Collected data

— Start —

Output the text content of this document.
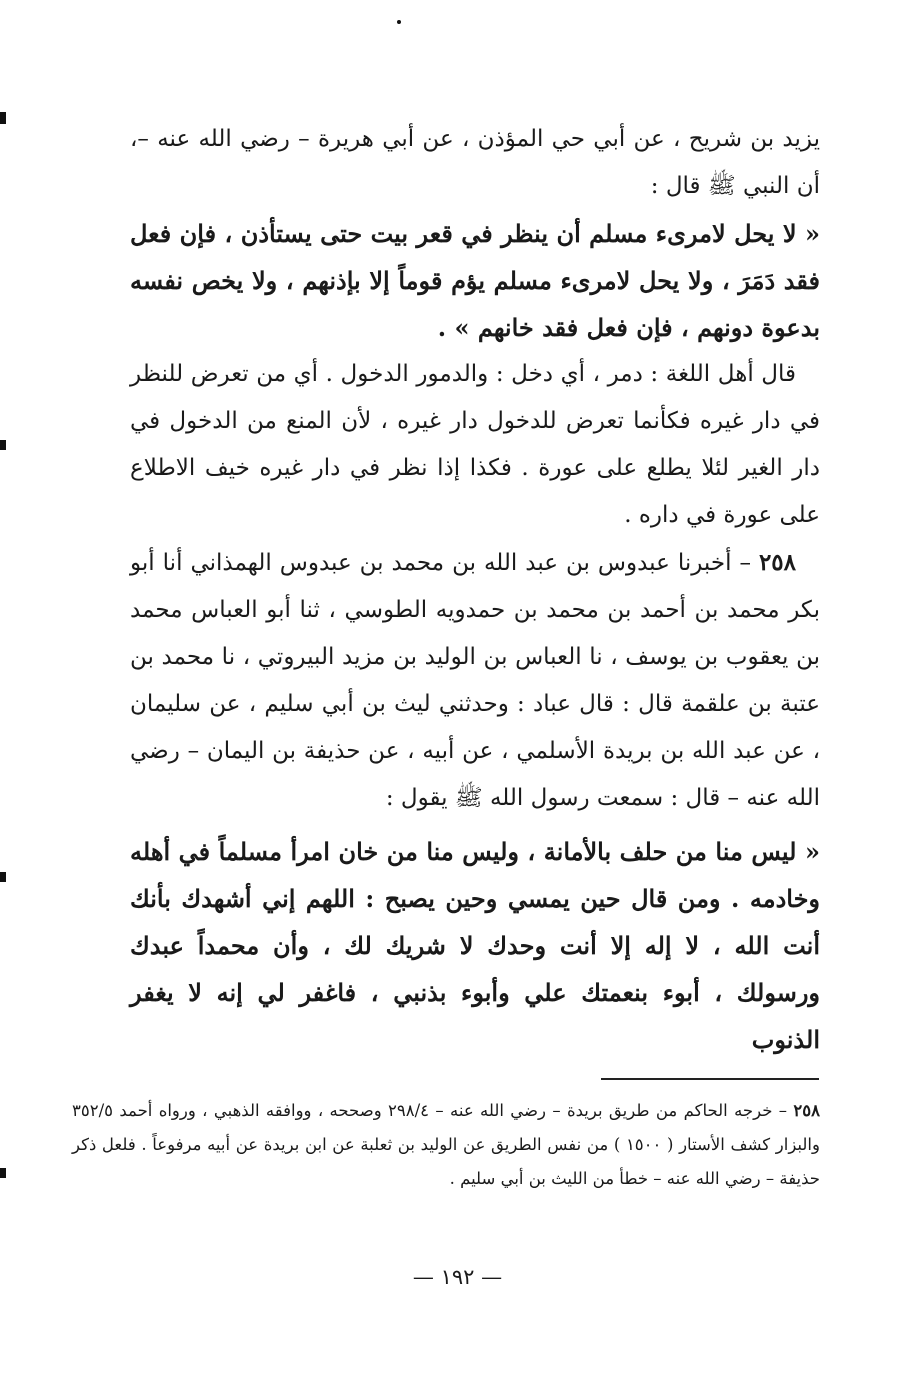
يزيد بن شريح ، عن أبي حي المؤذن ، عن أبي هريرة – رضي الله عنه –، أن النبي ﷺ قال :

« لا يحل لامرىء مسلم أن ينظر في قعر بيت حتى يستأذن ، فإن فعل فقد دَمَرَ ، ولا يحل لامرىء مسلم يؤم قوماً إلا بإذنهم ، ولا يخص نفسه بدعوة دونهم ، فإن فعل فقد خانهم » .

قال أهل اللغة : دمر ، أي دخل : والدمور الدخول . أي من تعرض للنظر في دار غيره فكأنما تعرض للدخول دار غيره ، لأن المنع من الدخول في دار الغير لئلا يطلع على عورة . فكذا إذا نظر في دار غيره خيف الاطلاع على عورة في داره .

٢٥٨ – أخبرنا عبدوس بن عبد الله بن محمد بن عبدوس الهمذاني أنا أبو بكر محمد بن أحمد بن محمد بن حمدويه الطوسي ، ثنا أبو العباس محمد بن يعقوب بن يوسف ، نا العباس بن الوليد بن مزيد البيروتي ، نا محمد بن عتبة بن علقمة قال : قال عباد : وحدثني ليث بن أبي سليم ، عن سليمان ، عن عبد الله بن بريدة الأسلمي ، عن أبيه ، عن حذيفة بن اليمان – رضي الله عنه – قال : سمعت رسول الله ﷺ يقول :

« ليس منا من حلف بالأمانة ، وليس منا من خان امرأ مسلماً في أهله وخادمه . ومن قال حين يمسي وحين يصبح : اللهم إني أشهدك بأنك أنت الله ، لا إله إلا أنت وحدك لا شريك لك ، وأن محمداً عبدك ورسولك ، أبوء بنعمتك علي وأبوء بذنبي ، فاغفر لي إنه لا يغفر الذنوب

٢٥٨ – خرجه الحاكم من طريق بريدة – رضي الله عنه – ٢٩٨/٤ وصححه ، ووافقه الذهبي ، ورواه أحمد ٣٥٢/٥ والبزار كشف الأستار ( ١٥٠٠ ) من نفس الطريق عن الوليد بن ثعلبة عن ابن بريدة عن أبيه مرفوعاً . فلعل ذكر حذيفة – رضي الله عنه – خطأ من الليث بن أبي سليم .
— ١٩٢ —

— End —

▶ **Set task**: All the lines above are to be given again exactly as they read, with the pictures removed.

▶ **Worked answer**:
Output the text content of this document.
يزيد بن شريح ، عن أبي حي المؤذن ، عن أبي هريرة – رضي الله عنه –، أن النبي ﷺ قال :

« لا يحل لامرىء مسلم أن ينظر في قعر بيت حتى يستأذن ، فإن فعل فقد دَمَرَ ، ولا يحل لامرىء مسلم يؤم قوماً إلا بإذنهم ، ولا يخص نفسه بدعوة دونهم ، فإن فعل فقد خانهم » .

قال أهل اللغة : دمر ، أي دخل : والدمور الدخول . أي من تعرض للنظر في دار غيره فكأنما تعرض للدخول دار غيره ، لأن المنع من الدخول في دار الغير لئلا يطلع على عورة . فكذا إذا نظر في دار غيره خيف الاطلاع على عورة في داره .

٢٥٨ – أخبرنا عبدوس بن عبد الله بن محمد بن عبدوس الهمذاني أنا أبو بكر محمد بن أحمد بن محمد بن حمدويه الطوسي ، ثنا أبو العباس محمد بن يعقوب بن يوسف ، نا العباس بن الوليد بن مزيد البيروتي ، نا محمد بن عتبة بن علقمة قال : قال عباد : وحدثني ليث بن أبي سليم ، عن سليمان ، عن عبد الله بن بريدة الأسلمي ، عن أبيه ، عن حذيفة بن اليمان – رضي الله عنه – قال : سمعت رسول الله ﷺ يقول :

« ليس منا من حلف بالأمانة ، وليس منا من خان امرأ مسلماً في أهله وخادمه . ومن قال حين يمسي وحين يصبح : اللهم إني أشهدك بأنك أنت الله ، لا إله إلا أنت وحدك لا شريك لك ، وأن محمداً عبدك ورسولك ، أبوء بنعمتك علي وأبوء بذنبي ، فاغفر لي إنه لا يغفر الذنوب

٢٥٨ – خرجه الحاكم من طريق بريدة – رضي الله عنه – ٢٩٨/٤ وصححه ، ووافقه الذهبي ، ورواه أحمد ٣٥٢/٥ والبزار كشف الأستار ( ١٥٠٠ ) من نفس الطريق عن الوليد بن ثعلبة عن ابن بريدة عن أبيه مرفوعاً . فلعل ذكر حذيفة – رضي الله عنه – خطأ من الليث بن أبي سليم .
— ١٩٢ —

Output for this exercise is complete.